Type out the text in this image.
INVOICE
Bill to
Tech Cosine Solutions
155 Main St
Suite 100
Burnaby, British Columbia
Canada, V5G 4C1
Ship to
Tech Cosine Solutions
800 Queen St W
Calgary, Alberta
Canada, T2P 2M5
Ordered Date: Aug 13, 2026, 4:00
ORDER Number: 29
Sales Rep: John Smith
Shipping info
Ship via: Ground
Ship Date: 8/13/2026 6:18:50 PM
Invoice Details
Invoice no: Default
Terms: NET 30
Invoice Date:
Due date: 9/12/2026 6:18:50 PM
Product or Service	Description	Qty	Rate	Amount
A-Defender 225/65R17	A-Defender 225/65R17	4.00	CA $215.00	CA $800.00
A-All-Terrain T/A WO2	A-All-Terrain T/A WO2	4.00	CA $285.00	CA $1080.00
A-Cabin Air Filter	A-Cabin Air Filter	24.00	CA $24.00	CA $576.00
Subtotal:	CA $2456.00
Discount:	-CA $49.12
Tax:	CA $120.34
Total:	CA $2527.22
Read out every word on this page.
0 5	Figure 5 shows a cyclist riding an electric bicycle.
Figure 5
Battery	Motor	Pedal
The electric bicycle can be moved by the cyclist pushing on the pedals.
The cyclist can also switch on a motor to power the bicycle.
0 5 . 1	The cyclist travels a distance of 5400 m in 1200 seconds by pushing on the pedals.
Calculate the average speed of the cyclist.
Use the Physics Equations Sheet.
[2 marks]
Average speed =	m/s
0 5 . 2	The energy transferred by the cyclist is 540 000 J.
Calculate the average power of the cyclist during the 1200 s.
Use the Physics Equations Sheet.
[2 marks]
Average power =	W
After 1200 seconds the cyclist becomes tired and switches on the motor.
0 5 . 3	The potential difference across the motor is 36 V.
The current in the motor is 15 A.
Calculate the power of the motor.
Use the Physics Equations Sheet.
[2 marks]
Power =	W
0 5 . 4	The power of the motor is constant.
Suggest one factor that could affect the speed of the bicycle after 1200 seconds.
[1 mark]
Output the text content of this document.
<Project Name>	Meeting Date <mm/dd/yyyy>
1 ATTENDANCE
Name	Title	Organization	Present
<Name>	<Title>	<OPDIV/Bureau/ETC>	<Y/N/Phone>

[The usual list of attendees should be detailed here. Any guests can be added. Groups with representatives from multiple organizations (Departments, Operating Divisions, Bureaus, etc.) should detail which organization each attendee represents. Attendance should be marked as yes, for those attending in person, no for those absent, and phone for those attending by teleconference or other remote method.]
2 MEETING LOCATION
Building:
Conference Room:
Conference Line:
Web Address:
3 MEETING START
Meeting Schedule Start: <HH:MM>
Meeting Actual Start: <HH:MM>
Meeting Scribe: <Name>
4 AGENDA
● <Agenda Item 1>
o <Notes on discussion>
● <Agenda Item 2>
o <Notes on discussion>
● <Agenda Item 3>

_WHAT NEEDS TO BE DONE_: Copy out all of the records shown above exactly.

_RESULT_:
Type out the text in this image.
INVOICE
Bill to
Tech Cosine Solutions
155 Main St
Suite 100
Burnaby, British Columbia
Canada, V5G 4C1
Ship to
Tech Cosine Solutions
800 Queen St W
Calgary, Alberta
Canada, T2P 2M5
Ordered Date: Aug 13, 2026, 4:00
ORDER Number: 29
Sales Rep: John Smith
Shipping info
Ship via: Ground
Ship Date: 8/13/2026 6:18:50 PM
Invoice Details
Invoice no: Default
Terms: NET 30
Invoice Date:
Due date: 9/12/2026 6:18:50 PM
Product or Service	Description	Qty	Rate	Amount
A-Defender 225/65R17	A-Defender 225/65R17	4.00	CA $215.00	CA $800.00
A-All-Terrain T/A WO2	A-All-Terrain T/A WO2	4.00	CA $285.00	CA $1080.00
A-Cabin Air Filter	A-Cabin Air Filter	24.00	CA $24.00	CA $576.00
Subtotal:	CA $2456.00
Discount:	-CA $49.12
Tax:	CA $120.34
Total:	CA $2527.22
Read out every word on this page.
0 5	Figure 5 shows a cyclist riding an electric bicycle.
Figure 5
Battery	Motor	Pedal
The electric bicycle can be moved by the cyclist pushing on the pedals.
The cyclist can also switch on a motor to power the bicycle.
0 5 . 1	The cyclist travels a distance of 5400 m in 1200 seconds by pushing on the pedals.
Calculate the average speed of the cyclist.
Use the Physics Equations Sheet.
[2 marks]
Average speed =	m/s
0 5 . 2	The energy transferred by the cyclist is 540 000 J.
Calculate the average power of the cyclist during the 1200 s.
Use the Physics Equations Sheet.
[2 marks]
Average power =	W
After 1200 seconds the cyclist becomes tired and switches on the motor.
0 5 . 3	The potential difference across the motor is 36 V.
The current in the motor is 15 A.
Calculate the power of the motor.
Use the Physics Equations Sheet.
[2 marks]
Power =	W
0 5 . 4	The power of the motor is constant.
Suggest one factor that could affect the speed of the bicycle after 1200 seconds.
[1 mark]
Output the text content of this document.
<Project Name>	Meeting Date <mm/dd/yyyy>
1 ATTENDANCE
Name	Title	Organization	Present
<Name>	<Title>	<OPDIV/Bureau/ETC>	<Y/N/Phone>

[The usual list of attendees should be detailed here. Any guests can be added. Groups with representatives from multiple organizations (Departments, Operating Divisions, Bureaus, etc.) should detail which organization each attendee represents. Attendance should be marked as yes, for those attending in person, no for those absent, and phone for those attending by teleconference or other remote method.]
2 MEETING LOCATION
Building:
Conference Room:
Conference Line:
Web Address:
3 MEETING START
Meeting Schedule Start: <HH:MM>
Meeting Actual Start: <HH:MM>
Meeting Scribe: <Name>
4 AGENDA
● <Agenda Item 1>
o <Notes on discussion>
● <Agenda Item 2>
o <Notes on discussion>
● <Agenda Item 3>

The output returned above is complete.